Go through the records and copy each line where the word "this" occurs.
====== Provided records ======
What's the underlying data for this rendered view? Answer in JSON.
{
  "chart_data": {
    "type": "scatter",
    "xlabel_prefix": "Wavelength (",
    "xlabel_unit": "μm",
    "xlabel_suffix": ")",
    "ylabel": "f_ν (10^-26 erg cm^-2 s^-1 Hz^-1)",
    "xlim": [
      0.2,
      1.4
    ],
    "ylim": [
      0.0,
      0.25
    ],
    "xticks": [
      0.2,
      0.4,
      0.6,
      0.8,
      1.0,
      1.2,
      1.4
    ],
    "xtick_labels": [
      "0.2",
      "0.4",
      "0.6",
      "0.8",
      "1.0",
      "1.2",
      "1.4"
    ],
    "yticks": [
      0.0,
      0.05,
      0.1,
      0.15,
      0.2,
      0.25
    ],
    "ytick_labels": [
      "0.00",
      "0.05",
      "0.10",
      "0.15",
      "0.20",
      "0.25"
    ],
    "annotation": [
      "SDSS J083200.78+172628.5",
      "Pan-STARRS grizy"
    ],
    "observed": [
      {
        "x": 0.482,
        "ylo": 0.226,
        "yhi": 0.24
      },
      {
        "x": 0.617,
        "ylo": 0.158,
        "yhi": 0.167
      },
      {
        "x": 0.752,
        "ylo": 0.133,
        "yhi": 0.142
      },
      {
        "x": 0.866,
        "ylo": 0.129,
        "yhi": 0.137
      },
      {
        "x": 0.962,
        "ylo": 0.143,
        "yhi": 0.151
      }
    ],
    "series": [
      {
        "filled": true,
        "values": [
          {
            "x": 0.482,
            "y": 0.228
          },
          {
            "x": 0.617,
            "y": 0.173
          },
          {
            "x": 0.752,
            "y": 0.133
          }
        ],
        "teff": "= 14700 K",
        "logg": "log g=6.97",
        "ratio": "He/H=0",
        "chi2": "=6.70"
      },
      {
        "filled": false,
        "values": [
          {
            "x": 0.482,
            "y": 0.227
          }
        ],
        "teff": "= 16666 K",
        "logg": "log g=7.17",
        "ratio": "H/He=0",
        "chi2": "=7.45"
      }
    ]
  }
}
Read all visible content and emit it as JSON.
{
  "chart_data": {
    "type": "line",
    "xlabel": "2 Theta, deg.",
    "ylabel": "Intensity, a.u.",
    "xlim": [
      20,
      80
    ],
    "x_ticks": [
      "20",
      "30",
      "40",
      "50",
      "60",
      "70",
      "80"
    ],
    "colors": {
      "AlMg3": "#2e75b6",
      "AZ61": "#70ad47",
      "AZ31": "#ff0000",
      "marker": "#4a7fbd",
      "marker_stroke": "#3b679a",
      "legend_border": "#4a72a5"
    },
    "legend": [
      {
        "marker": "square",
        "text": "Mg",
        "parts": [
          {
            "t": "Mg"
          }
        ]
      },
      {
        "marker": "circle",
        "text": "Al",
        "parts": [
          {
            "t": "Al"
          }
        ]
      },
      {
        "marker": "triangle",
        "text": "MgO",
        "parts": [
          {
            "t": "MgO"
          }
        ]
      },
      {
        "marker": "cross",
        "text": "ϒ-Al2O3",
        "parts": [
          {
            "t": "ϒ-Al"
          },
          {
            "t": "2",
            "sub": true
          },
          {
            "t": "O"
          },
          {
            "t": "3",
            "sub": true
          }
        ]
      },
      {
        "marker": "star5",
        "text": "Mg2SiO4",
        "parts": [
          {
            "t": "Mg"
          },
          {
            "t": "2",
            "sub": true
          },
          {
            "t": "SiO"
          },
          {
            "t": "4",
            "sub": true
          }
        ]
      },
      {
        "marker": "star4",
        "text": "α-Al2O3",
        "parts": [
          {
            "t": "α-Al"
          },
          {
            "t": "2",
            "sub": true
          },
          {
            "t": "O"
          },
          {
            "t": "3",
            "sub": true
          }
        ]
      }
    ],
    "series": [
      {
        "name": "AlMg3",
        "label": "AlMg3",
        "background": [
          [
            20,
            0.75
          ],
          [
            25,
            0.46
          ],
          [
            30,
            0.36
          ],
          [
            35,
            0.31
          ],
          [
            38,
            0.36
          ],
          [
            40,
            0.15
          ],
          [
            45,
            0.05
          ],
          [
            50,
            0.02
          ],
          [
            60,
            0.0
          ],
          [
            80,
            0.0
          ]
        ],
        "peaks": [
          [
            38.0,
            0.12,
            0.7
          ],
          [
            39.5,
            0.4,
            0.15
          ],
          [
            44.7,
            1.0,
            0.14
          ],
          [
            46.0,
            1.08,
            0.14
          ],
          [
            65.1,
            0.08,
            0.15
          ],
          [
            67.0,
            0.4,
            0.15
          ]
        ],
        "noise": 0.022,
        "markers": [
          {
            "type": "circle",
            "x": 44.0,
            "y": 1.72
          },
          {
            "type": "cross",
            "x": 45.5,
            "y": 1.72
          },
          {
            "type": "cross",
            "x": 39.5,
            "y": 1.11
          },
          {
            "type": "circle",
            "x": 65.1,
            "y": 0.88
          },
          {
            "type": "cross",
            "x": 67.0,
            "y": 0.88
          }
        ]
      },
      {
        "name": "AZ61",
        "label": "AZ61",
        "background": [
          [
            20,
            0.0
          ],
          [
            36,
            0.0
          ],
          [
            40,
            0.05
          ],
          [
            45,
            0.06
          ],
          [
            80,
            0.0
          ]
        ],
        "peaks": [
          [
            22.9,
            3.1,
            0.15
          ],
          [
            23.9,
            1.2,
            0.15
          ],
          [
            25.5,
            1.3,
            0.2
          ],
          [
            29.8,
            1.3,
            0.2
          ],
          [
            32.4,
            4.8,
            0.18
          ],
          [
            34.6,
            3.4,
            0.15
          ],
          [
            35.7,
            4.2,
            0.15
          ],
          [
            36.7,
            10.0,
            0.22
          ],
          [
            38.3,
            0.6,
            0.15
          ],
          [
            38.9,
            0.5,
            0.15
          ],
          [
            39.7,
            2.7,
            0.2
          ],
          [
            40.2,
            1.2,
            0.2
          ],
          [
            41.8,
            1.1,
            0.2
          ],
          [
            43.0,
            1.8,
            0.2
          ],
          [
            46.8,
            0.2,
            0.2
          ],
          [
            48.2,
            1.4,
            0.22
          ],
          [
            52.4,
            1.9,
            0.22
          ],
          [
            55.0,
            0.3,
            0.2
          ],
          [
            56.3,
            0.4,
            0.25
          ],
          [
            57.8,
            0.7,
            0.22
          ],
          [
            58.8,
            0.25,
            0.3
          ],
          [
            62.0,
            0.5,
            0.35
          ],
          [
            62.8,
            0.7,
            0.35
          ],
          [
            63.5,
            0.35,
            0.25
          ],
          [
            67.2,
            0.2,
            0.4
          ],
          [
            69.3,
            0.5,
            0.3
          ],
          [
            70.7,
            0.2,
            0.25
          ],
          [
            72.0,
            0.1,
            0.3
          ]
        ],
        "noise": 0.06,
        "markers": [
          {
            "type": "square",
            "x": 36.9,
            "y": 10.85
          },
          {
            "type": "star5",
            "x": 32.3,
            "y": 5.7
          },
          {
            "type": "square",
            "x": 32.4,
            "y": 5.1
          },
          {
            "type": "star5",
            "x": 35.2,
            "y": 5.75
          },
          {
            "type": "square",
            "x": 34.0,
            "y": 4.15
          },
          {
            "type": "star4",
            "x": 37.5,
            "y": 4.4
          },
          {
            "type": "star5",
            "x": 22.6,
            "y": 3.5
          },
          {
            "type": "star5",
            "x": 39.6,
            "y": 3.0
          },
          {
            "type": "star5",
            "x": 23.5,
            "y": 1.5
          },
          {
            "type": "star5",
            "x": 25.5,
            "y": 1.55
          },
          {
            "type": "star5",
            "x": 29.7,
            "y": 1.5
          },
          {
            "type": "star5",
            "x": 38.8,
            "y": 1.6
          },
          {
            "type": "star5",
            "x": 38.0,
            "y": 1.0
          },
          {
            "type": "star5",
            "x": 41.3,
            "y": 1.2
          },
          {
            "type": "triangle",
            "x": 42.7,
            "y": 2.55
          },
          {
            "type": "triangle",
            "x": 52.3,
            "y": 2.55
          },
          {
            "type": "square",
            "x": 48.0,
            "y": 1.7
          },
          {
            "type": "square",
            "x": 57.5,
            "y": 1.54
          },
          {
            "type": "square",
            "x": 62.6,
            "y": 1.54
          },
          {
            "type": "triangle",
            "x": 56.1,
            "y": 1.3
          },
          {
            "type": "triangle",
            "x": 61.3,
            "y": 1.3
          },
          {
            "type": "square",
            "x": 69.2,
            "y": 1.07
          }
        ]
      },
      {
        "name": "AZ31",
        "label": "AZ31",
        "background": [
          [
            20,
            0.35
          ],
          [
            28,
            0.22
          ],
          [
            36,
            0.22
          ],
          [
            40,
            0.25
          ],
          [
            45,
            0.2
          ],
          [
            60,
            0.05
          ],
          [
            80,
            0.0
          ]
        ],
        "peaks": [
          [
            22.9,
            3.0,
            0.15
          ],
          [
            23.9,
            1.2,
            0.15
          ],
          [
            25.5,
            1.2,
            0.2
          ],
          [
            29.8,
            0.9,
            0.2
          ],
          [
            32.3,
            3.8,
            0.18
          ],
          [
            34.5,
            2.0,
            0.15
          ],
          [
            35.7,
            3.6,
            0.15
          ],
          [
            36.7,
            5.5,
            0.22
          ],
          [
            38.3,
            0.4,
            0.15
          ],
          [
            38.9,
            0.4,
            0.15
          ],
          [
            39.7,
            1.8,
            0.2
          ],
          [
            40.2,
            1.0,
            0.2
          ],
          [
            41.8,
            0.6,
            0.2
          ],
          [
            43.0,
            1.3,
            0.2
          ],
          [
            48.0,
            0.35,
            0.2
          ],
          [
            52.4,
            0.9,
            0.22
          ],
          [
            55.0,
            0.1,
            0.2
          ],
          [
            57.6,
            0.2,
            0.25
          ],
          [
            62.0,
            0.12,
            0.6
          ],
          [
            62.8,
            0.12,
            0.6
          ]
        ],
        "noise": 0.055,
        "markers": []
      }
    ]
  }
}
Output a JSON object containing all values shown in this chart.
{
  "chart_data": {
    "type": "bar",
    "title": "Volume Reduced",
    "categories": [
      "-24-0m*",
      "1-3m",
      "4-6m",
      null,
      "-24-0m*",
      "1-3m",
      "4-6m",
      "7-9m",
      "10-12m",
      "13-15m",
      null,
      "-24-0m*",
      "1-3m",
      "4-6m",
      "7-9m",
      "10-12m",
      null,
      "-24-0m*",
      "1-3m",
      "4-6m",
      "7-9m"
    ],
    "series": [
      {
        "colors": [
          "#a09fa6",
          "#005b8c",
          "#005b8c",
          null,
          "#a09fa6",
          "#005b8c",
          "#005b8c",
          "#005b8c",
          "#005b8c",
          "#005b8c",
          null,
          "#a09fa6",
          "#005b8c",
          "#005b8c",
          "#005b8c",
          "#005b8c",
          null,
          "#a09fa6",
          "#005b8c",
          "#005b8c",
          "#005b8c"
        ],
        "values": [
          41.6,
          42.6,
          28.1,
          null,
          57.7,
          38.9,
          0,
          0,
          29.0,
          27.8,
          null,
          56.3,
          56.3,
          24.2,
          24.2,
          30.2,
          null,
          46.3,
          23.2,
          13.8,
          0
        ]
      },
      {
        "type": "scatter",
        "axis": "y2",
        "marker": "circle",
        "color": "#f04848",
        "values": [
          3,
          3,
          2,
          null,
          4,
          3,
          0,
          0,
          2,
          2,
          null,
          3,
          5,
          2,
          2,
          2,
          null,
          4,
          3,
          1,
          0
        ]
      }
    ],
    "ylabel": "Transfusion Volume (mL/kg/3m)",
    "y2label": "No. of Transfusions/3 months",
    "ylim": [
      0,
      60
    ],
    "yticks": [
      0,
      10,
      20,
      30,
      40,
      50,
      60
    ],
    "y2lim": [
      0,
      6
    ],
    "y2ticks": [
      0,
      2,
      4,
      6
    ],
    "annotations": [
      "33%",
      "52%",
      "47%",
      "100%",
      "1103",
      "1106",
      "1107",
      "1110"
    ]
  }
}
======
__Answer to the task__.
What's the underlying data for this rendered view? Answer in JSON.
Output a JSON object containing all values shown in this chart.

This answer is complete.